Exercise directions | Return all lines with the word "covers" in them.

Collection entries |
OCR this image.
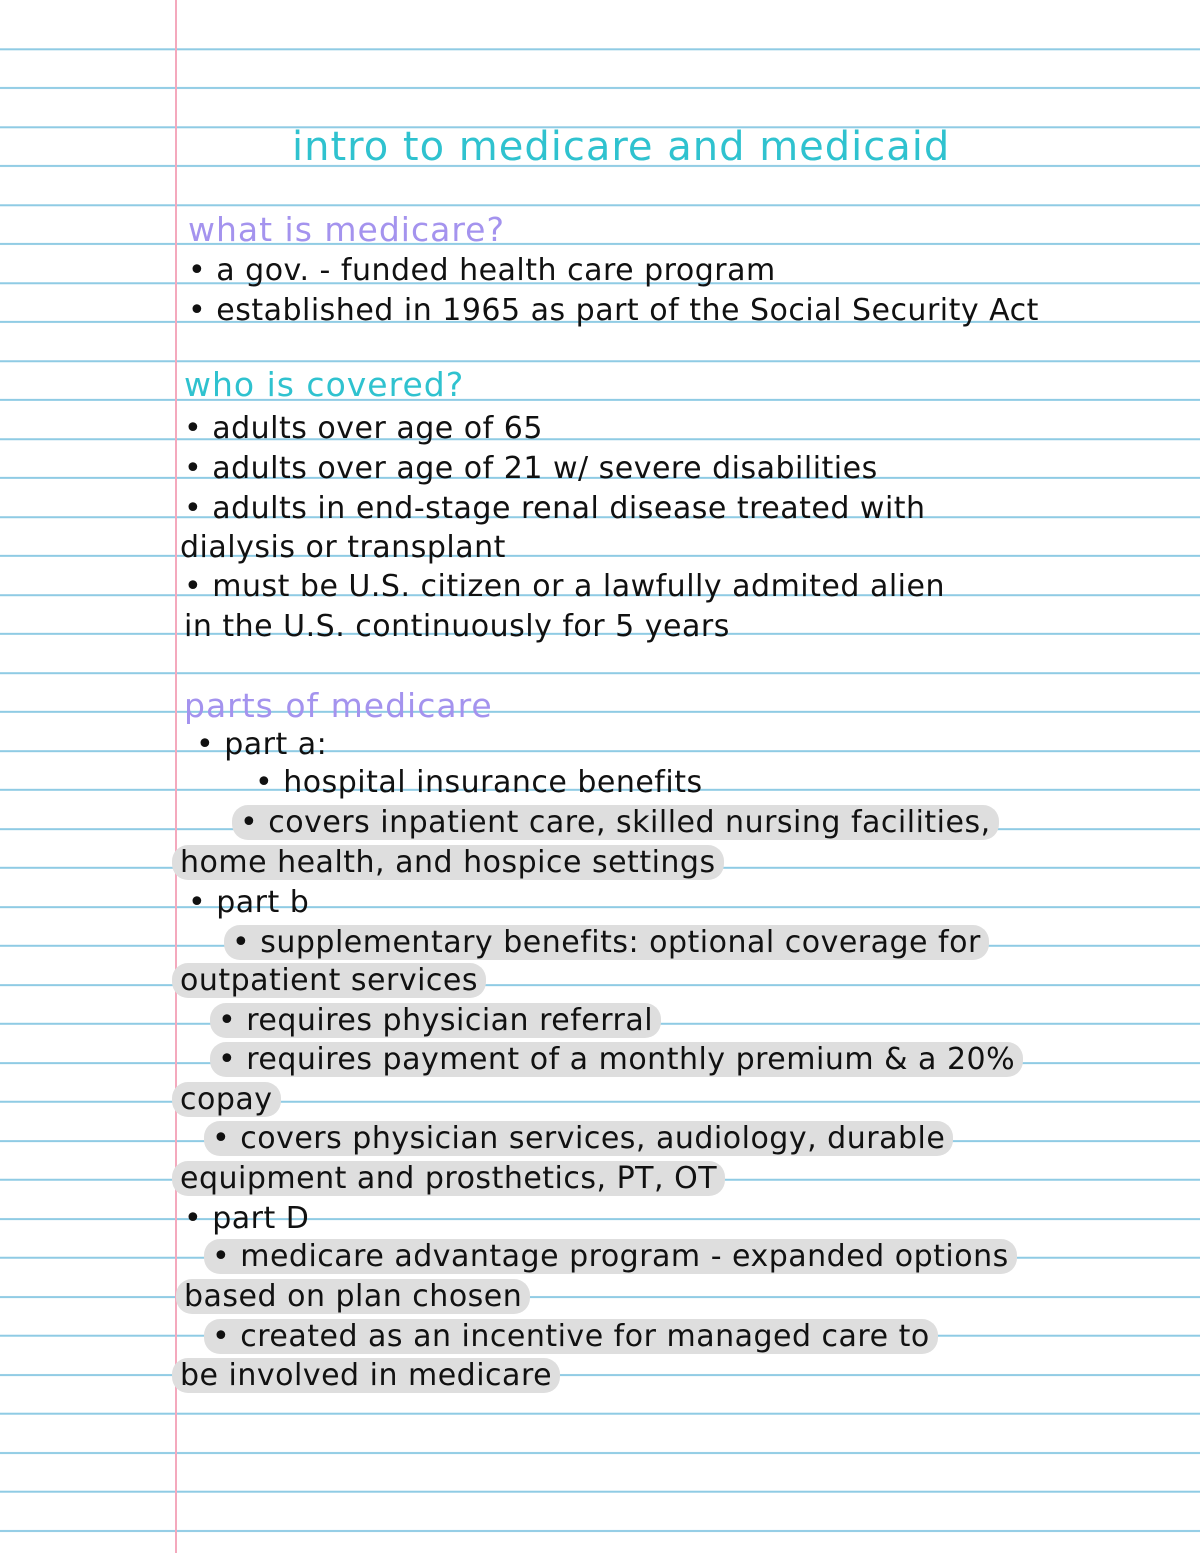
intro to medicare and medicaid
what is medicare?
• a gov. - funded health care program
• established in 1965 as part of the Social Security Act
who is covered?
• adults over age of 65
• adults over age of 21 w/ severe disabilities
• adults in end-stage renal disease treated with
dialysis or transplant
• must be U.S. citizen or a lawfully admited alien
in the U.S. continuously for 5 years
parts of medicare
• part a:
• hospital insurance benefits
• covers inpatient care, skilled nursing facilities,
home health, and hospice settings
• part b
• supplementary benefits: optional coverage for
outpatient services
• requires physician referral
• requires payment of a monthly premium & a 20%
copay
• covers physician services, audiology, durable
equipment and prosthetics, PT, OT
• part D
• medicare advantage program - expanded options
based on plan chosen
• created as an incentive for managed care to
be involved in medicare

Finished task |
• covers inpatient care, skilled nursing facilities,
• covers physician services, audiology, durable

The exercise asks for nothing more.